* BEGIN Records provided *

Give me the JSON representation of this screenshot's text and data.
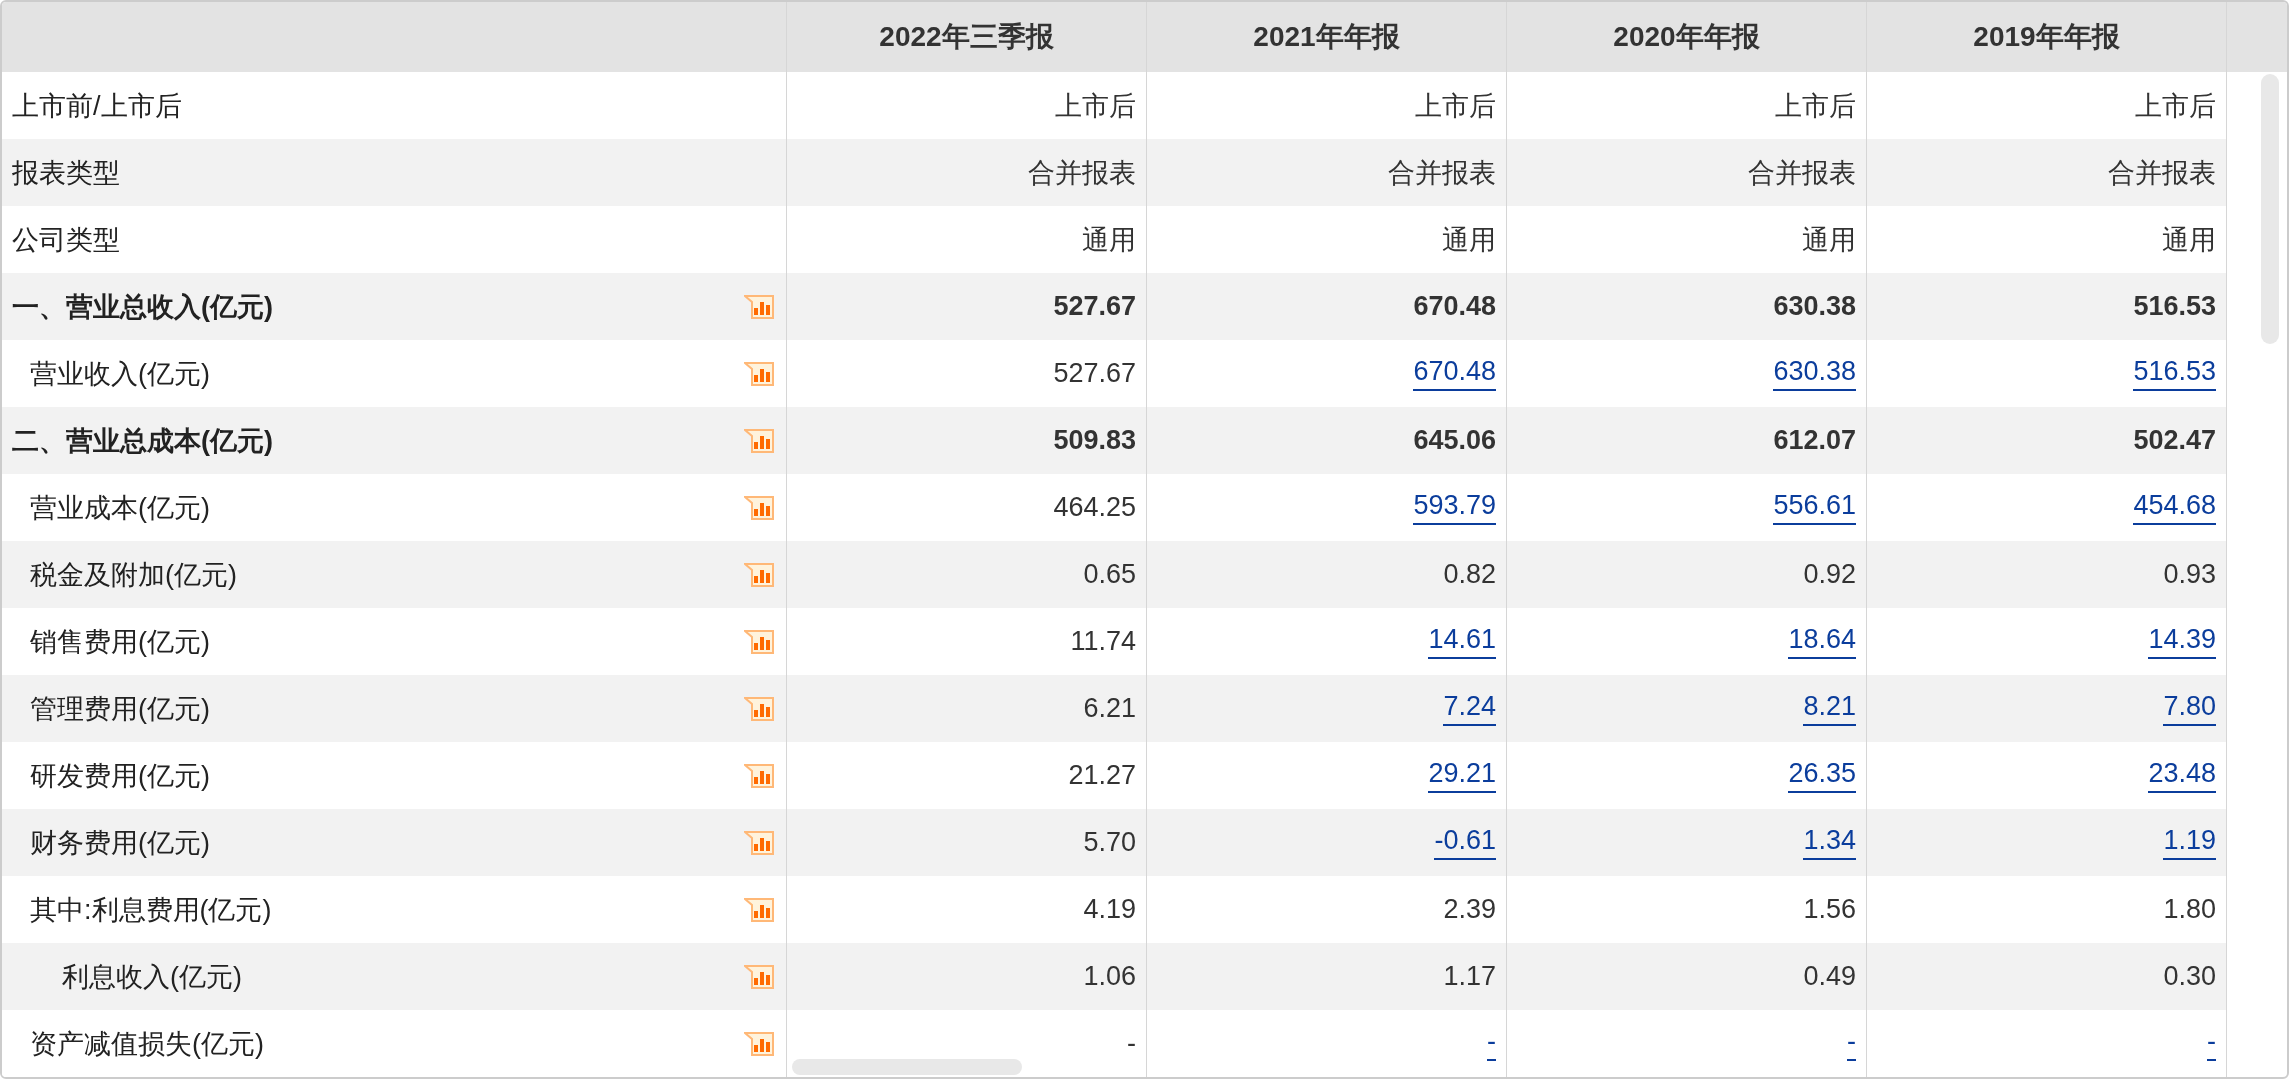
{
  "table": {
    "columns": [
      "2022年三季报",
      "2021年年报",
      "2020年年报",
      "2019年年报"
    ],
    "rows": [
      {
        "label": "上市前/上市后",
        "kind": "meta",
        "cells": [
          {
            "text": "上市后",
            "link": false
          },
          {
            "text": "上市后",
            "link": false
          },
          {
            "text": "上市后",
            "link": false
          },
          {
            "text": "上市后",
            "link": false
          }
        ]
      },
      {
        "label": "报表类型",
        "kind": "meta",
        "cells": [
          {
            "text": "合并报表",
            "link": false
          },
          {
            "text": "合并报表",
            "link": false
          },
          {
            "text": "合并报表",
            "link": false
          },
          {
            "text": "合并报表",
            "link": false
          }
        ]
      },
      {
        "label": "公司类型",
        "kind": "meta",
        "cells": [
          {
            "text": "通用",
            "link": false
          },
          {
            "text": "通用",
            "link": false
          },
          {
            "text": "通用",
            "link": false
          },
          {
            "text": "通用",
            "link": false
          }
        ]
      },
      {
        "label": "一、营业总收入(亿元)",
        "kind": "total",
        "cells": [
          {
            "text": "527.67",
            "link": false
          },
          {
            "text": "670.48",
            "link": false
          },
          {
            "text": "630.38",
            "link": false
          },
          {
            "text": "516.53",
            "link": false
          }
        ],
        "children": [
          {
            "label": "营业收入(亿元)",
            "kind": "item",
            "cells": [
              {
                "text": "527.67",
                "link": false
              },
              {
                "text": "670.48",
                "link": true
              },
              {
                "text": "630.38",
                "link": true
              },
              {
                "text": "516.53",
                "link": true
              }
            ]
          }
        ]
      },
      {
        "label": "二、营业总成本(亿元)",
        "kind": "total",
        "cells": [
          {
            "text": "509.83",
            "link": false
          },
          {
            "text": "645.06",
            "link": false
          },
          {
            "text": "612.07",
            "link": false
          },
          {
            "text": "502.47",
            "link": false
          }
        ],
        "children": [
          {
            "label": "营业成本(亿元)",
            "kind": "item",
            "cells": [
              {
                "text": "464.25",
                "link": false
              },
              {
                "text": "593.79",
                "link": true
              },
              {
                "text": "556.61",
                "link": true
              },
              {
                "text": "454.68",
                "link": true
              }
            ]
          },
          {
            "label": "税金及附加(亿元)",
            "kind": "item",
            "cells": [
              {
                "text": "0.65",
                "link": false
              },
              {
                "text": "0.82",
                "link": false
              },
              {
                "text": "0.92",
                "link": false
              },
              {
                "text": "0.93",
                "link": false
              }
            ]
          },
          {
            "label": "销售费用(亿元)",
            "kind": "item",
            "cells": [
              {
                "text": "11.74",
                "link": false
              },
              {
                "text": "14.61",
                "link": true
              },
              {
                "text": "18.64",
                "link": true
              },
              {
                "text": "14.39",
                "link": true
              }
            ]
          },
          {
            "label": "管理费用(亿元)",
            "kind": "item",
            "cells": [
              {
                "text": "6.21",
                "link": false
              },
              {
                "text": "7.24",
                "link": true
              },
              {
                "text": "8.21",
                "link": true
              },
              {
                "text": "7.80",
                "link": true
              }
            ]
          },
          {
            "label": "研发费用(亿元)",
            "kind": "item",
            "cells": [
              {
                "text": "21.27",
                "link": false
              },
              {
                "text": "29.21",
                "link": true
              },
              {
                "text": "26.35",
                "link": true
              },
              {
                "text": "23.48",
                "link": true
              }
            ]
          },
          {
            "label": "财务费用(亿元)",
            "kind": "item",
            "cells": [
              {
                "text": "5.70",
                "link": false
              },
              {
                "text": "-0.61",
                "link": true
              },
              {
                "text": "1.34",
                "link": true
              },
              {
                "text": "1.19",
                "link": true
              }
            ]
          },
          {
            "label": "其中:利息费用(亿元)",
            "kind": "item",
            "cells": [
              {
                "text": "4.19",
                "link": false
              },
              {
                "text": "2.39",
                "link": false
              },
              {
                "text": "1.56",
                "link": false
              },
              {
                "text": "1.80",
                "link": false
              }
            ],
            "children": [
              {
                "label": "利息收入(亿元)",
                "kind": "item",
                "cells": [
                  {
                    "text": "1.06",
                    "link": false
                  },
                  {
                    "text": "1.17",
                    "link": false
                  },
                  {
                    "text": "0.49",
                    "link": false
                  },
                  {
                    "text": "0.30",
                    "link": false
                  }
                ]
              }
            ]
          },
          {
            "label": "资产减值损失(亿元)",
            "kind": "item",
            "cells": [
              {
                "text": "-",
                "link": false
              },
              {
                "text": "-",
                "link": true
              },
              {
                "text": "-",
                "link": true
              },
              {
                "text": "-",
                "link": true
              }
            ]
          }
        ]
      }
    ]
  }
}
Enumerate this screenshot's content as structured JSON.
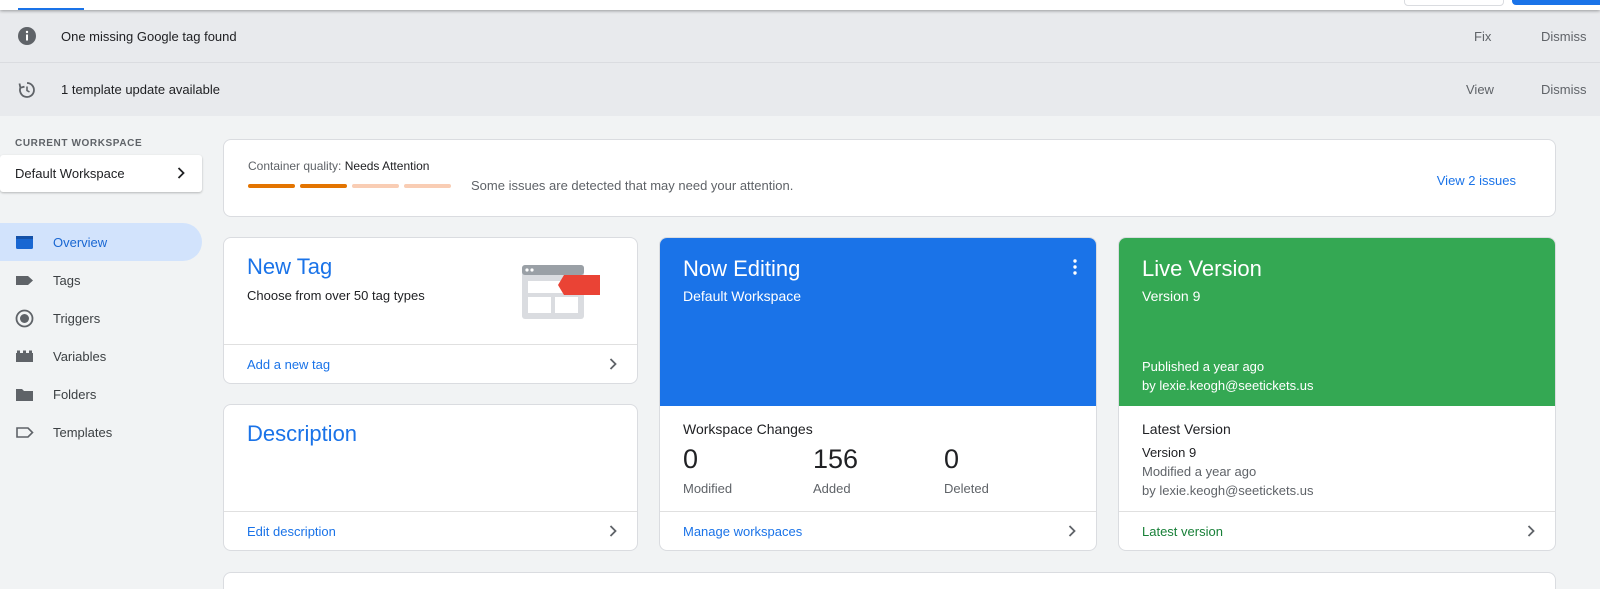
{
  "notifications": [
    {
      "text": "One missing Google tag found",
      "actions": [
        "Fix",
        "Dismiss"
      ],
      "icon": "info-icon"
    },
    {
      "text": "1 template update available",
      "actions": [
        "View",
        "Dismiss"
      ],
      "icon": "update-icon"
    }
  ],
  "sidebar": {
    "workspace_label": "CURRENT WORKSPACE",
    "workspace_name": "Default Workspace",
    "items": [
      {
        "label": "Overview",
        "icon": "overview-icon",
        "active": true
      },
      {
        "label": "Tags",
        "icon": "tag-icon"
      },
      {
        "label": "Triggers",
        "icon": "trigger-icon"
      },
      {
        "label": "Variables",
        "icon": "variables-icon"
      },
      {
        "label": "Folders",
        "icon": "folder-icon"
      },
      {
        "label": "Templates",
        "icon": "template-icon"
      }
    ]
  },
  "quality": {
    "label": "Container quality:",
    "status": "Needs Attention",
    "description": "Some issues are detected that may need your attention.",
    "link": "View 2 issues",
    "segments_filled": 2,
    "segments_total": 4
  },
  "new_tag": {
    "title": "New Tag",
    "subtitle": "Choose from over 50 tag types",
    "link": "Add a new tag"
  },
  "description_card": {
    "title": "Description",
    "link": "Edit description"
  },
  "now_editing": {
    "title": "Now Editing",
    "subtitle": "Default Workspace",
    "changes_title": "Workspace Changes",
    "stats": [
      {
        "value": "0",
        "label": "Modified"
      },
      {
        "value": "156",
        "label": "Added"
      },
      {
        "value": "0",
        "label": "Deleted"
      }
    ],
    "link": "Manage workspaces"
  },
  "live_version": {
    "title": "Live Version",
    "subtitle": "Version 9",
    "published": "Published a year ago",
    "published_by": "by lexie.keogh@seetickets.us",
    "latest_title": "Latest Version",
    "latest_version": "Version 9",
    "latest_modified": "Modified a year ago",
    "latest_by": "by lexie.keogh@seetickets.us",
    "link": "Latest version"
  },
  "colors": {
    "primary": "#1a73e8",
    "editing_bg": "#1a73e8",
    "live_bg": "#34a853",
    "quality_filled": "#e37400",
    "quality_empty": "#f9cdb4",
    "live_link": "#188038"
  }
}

* END Records provided *

▶ **What you have to do**
Produce an exact copy of each line of data, skipping embedded images.

▶ **Exercise result**
Give me the JSON representation of this screenshot's text and data.
{
  "table": {
    "columns": [
      "2022年三季报",
      "2021年年报",
      "2020年年报",
      "2019年年报"
    ],
    "rows": [
      {
        "label": "上市前/上市后",
        "kind": "meta",
        "cells": [
          {
            "text": "上市后",
            "link": false
          },
          {
            "text": "上市后",
            "link": false
          },
          {
            "text": "上市后",
            "link": false
          },
          {
            "text": "上市后",
            "link": false
          }
        ]
      },
      {
        "label": "报表类型",
        "kind": "meta",
        "cells": [
          {
            "text": "合并报表",
            "link": false
          },
          {
            "text": "合并报表",
            "link": false
          },
          {
            "text": "合并报表",
            "link": false
          },
          {
            "text": "合并报表",
            "link": false
          }
        ]
      },
      {
        "label": "公司类型",
        "kind": "meta",
        "cells": [
          {
            "text": "通用",
            "link": false
          },
          {
            "text": "通用",
            "link": false
          },
          {
            "text": "通用",
            "link": false
          },
          {
            "text": "通用",
            "link": false
          }
        ]
      },
      {
        "label": "一、营业总收入(亿元)",
        "kind": "total",
        "cells": [
          {
            "text": "527.67",
            "link": false
          },
          {
            "text": "670.48",
            "link": false
          },
          {
            "text": "630.38",
            "link": false
          },
          {
            "text": "516.53",
            "link": false
          }
        ],
        "children": [
          {
            "label": "营业收入(亿元)",
            "kind": "item",
            "cells": [
              {
                "text": "527.67",
                "link": false
              },
              {
                "text": "670.48",
                "link": true
              },
              {
                "text": "630.38",
                "link": true
              },
              {
                "text": "516.53",
                "link": true
              }
            ]
          }
        ]
      },
      {
        "label": "二、营业总成本(亿元)",
        "kind": "total",
        "cells": [
          {
            "text": "509.83",
            "link": false
          },
          {
            "text": "645.06",
            "link": false
          },
          {
            "text": "612.07",
            "link": false
          },
          {
            "text": "502.47",
            "link": false
          }
        ],
        "children": [
          {
            "label": "营业成本(亿元)",
            "kind": "item",
            "cells": [
              {
                "text": "464.25",
                "link": false
              },
              {
                "text": "593.79",
                "link": true
              },
              {
                "text": "556.61",
                "link": true
              },
              {
                "text": "454.68",
                "link": true
              }
            ]
          },
          {
            "label": "税金及附加(亿元)",
            "kind": "item",
            "cells": [
              {
                "text": "0.65",
                "link": false
              },
              {
                "text": "0.82",
                "link": false
              },
              {
                "text": "0.92",
                "link": false
              },
              {
                "text": "0.93",
                "link": false
              }
            ]
          },
          {
            "label": "销售费用(亿元)",
            "kind": "item",
            "cells": [
              {
                "text": "11.74",
                "link": false
              },
              {
                "text": "14.61",
                "link": true
              },
              {
                "text": "18.64",
                "link": true
              },
              {
                "text": "14.39",
                "link": true
              }
            ]
          },
          {
            "label": "管理费用(亿元)",
            "kind": "item",
            "cells": [
              {
                "text": "6.21",
                "link": false
              },
              {
                "text": "7.24",
                "link": true
              },
              {
                "text": "8.21",
                "link": true
              },
              {
                "text": "7.80",
                "link": true
              }
            ]
          },
          {
            "label": "研发费用(亿元)",
            "kind": "item",
            "cells": [
              {
                "text": "21.27",
                "link": false
              },
              {
                "text": "29.21",
                "link": true
              },
              {
                "text": "26.35",
                "link": true
              },
              {
                "text": "23.48",
                "link": true
              }
            ]
          },
          {
            "label": "财务费用(亿元)",
            "kind": "item",
            "cells": [
              {
                "text": "5.70",
                "link": false
              },
              {
                "text": "-0.61",
                "link": true
              },
              {
                "text": "1.34",
                "link": true
              },
              {
                "text": "1.19",
                "link": true
              }
            ]
          },
          {
            "label": "其中:利息费用(亿元)",
            "kind": "item",
            "cells": [
              {
                "text": "4.19",
                "link": false
              },
              {
                "text": "2.39",
                "link": false
              },
              {
                "text": "1.56",
                "link": false
              },
              {
                "text": "1.80",
                "link": false
              }
            ],
            "children": [
              {
                "label": "利息收入(亿元)",
                "kind": "item",
                "cells": [
                  {
                    "text": "1.06",
                    "link": false
                  },
                  {
                    "text": "1.17",
                    "link": false
                  },
                  {
                    "text": "0.49",
                    "link": false
                  },
                  {
                    "text": "0.30",
                    "link": false
                  }
                ]
              }
            ]
          },
          {
            "label": "资产减值损失(亿元)",
            "kind": "item",
            "cells": [
              {
                "text": "-",
                "link": false
              },
              {
                "text": "-",
                "link": true
              },
              {
                "text": "-",
                "link": true
              },
              {
                "text": "-",
                "link": true
              }
            ]
          }
        ]
      }
    ]
  }
}
Enumerate this screenshot's content as structured JSON.
{
  "notifications": [
    {
      "text": "One missing Google tag found",
      "actions": [
        "Fix",
        "Dismiss"
      ],
      "icon": "info-icon"
    },
    {
      "text": "1 template update available",
      "actions": [
        "View",
        "Dismiss"
      ],
      "icon": "update-icon"
    }
  ],
  "sidebar": {
    "workspace_label": "CURRENT WORKSPACE",
    "workspace_name": "Default Workspace",
    "items": [
      {
        "label": "Overview",
        "icon": "overview-icon",
        "active": true
      },
      {
        "label": "Tags",
        "icon": "tag-icon"
      },
      {
        "label": "Triggers",
        "icon": "trigger-icon"
      },
      {
        "label": "Variables",
        "icon": "variables-icon"
      },
      {
        "label": "Folders",
        "icon": "folder-icon"
      },
      {
        "label": "Templates",
        "icon": "template-icon"
      }
    ]
  },
  "quality": {
    "label": "Container quality:",
    "status": "Needs Attention",
    "description": "Some issues are detected that may need your attention.",
    "link": "View 2 issues",
    "segments_filled": 2,
    "segments_total": 4
  },
  "new_tag": {
    "title": "New Tag",
    "subtitle": "Choose from over 50 tag types",
    "link": "Add a new tag"
  },
  "description_card": {
    "title": "Description",
    "link": "Edit description"
  },
  "now_editing": {
    "title": "Now Editing",
    "subtitle": "Default Workspace",
    "changes_title": "Workspace Changes",
    "stats": [
      {
        "value": "0",
        "label": "Modified"
      },
      {
        "value": "156",
        "label": "Added"
      },
      {
        "value": "0",
        "label": "Deleted"
      }
    ],
    "link": "Manage workspaces"
  },
  "live_version": {
    "title": "Live Version",
    "subtitle": "Version 9",
    "published": "Published a year ago",
    "published_by": "by lexie.keogh@seetickets.us",
    "latest_title": "Latest Version",
    "latest_version": "Version 9",
    "latest_modified": "Modified a year ago",
    "latest_by": "by lexie.keogh@seetickets.us",
    "link": "Latest version"
  },
  "colors": {
    "primary": "#1a73e8",
    "editing_bg": "#1a73e8",
    "live_bg": "#34a853",
    "quality_filled": "#e37400",
    "quality_empty": "#f9cdb4",
    "live_link": "#188038"
  }
}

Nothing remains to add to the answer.